▶ [Records excerpted from a collection]
--------------------------------------------------
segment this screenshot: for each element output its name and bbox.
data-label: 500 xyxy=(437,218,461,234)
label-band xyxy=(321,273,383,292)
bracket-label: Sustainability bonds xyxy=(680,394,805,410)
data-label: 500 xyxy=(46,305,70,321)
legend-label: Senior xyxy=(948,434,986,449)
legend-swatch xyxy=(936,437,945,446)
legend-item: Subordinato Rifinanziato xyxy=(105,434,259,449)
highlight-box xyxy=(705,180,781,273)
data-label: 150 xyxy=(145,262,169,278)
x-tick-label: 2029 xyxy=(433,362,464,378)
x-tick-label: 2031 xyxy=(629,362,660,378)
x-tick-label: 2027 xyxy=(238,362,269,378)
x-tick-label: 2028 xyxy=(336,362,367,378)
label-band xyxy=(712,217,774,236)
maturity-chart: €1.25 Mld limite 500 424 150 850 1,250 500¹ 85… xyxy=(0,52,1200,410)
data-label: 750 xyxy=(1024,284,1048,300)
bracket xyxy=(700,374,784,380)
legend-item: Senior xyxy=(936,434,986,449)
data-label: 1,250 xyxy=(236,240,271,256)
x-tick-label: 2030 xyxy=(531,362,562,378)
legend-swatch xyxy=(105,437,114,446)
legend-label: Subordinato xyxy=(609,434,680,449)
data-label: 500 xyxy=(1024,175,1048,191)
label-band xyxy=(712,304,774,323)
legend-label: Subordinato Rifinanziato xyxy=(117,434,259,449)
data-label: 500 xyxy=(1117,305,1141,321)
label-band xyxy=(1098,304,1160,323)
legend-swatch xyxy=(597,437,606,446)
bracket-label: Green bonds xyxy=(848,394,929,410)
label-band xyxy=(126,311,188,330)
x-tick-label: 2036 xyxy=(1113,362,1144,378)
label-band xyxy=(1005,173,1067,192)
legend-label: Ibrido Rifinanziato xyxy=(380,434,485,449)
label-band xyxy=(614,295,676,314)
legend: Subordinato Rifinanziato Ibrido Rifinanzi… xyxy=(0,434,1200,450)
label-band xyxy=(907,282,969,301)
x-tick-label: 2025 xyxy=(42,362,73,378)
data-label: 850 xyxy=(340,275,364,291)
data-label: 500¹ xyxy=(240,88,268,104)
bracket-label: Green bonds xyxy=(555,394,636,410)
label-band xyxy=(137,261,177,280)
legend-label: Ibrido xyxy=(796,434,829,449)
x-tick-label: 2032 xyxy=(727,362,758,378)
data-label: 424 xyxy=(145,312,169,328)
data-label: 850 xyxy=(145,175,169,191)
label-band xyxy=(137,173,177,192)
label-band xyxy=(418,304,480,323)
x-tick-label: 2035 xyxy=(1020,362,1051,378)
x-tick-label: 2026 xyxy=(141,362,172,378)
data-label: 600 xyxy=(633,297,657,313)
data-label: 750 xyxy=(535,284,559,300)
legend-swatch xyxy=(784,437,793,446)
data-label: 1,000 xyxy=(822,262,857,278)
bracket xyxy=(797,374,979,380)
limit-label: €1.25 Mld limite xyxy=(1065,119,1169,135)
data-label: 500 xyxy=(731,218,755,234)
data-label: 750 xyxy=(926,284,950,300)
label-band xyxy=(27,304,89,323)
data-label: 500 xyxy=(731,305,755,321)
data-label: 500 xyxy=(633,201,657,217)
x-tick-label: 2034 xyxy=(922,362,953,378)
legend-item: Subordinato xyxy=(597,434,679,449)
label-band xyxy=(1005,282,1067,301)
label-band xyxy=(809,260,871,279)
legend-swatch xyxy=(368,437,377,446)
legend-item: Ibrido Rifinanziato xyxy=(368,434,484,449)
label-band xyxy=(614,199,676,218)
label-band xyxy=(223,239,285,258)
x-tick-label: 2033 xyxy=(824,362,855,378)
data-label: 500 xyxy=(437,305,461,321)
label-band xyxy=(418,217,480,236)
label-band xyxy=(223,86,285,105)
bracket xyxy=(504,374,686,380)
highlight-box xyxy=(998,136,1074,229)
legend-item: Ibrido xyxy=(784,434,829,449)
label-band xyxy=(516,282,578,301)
--------------------------------------------------
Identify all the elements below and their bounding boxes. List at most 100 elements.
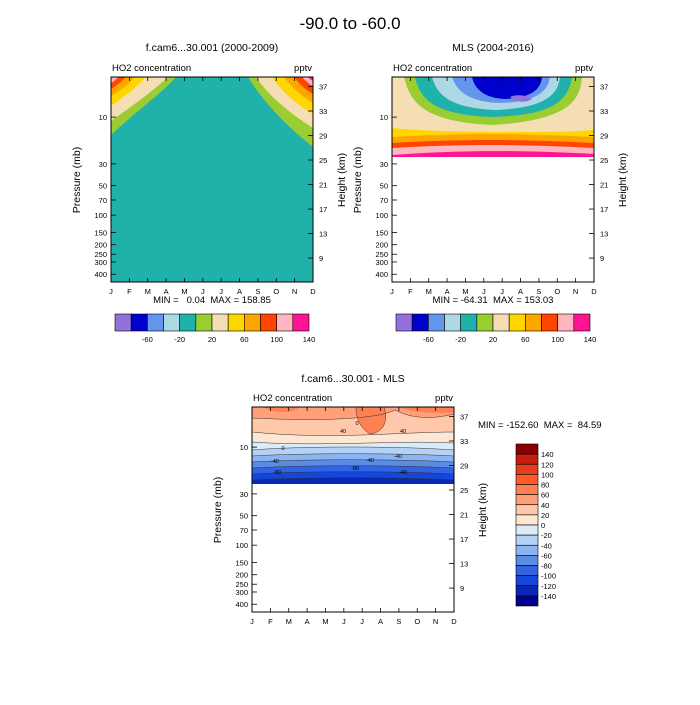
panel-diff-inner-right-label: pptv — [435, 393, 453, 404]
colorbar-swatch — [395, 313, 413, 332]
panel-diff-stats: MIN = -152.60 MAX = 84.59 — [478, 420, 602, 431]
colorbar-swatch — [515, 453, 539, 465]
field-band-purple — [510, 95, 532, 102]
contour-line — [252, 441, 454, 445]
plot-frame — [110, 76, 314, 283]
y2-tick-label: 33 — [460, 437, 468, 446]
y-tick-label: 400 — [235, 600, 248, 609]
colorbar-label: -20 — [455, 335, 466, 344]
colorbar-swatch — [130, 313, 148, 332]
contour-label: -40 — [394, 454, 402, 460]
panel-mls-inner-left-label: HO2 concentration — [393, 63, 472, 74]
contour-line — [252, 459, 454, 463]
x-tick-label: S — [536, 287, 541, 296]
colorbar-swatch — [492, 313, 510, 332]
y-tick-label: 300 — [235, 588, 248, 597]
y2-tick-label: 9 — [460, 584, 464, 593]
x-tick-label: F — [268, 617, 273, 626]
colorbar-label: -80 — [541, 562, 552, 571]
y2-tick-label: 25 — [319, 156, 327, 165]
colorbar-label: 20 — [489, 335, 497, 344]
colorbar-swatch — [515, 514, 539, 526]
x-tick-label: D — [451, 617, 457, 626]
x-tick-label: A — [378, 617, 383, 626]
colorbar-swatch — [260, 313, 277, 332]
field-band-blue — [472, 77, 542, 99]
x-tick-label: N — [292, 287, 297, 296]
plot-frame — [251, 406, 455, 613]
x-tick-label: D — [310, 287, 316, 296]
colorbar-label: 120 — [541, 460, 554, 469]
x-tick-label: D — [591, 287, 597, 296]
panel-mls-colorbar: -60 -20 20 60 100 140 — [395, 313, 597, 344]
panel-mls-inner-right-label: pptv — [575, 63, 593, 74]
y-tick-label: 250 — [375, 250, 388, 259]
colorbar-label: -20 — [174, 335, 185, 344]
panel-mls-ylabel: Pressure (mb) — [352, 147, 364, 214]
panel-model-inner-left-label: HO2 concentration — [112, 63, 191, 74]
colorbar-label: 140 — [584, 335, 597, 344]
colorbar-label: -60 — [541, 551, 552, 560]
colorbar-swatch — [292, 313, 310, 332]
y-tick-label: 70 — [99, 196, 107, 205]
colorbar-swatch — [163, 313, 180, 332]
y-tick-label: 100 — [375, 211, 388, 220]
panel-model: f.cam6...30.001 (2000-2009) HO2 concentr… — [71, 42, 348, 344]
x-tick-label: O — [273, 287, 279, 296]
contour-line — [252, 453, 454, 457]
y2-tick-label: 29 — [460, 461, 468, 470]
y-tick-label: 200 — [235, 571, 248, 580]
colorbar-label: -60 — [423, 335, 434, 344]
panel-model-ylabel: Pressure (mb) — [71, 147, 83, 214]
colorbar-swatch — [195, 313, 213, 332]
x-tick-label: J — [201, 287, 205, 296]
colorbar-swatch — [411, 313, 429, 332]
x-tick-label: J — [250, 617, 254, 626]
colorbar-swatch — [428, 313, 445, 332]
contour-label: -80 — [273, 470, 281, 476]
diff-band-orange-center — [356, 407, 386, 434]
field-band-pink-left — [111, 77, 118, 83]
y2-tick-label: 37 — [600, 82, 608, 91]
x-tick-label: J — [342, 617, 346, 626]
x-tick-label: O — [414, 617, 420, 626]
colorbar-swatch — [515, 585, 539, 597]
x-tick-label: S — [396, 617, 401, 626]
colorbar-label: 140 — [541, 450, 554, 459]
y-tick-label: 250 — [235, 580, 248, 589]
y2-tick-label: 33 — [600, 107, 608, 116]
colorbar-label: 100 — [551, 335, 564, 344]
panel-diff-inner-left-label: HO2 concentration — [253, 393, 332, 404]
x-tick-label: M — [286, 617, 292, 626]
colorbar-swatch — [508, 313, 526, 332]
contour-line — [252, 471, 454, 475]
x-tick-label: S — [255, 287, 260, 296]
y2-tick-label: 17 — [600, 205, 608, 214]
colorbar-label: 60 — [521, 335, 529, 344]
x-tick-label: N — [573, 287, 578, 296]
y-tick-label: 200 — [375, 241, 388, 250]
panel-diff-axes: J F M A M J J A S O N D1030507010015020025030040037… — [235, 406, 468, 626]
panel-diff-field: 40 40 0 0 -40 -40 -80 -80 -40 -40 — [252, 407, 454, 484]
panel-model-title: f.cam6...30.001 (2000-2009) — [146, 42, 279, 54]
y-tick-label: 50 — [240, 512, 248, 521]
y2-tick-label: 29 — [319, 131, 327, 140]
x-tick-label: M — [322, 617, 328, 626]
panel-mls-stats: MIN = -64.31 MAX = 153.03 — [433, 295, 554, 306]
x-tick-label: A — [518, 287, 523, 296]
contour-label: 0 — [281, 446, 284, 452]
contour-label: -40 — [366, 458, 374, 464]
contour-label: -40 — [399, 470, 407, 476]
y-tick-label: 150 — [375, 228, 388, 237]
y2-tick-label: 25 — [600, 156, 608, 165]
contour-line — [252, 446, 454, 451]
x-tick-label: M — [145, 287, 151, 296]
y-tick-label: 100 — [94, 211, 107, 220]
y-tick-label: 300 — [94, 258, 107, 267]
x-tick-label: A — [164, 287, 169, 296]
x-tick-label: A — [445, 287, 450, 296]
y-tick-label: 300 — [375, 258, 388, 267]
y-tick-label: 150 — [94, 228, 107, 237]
--------------------------------------------------
▶ [GIVEN INSTRUCTION] Reproduce the lines of the listing above word for word, starting at the line that contains "segment this screenshot: for" and ending at the line that contains "x-tick-label: 2029 xyxy=(433,362,464,378)".

▶ [PROBLEM SOLUTION]
segment this screenshot: for each element output its name and bbox.
data-label: 500 xyxy=(437,218,461,234)
label-band xyxy=(321,273,383,292)
bracket-label: Sustainability bonds xyxy=(680,394,805,410)
data-label: 500 xyxy=(46,305,70,321)
legend-label: Senior xyxy=(948,434,986,449)
legend-swatch xyxy=(936,437,945,446)
legend-item: Subordinato Rifinanziato xyxy=(105,434,259,449)
highlight-box xyxy=(705,180,781,273)
data-label: 150 xyxy=(145,262,169,278)
x-tick-label: 2029 xyxy=(433,362,464,378)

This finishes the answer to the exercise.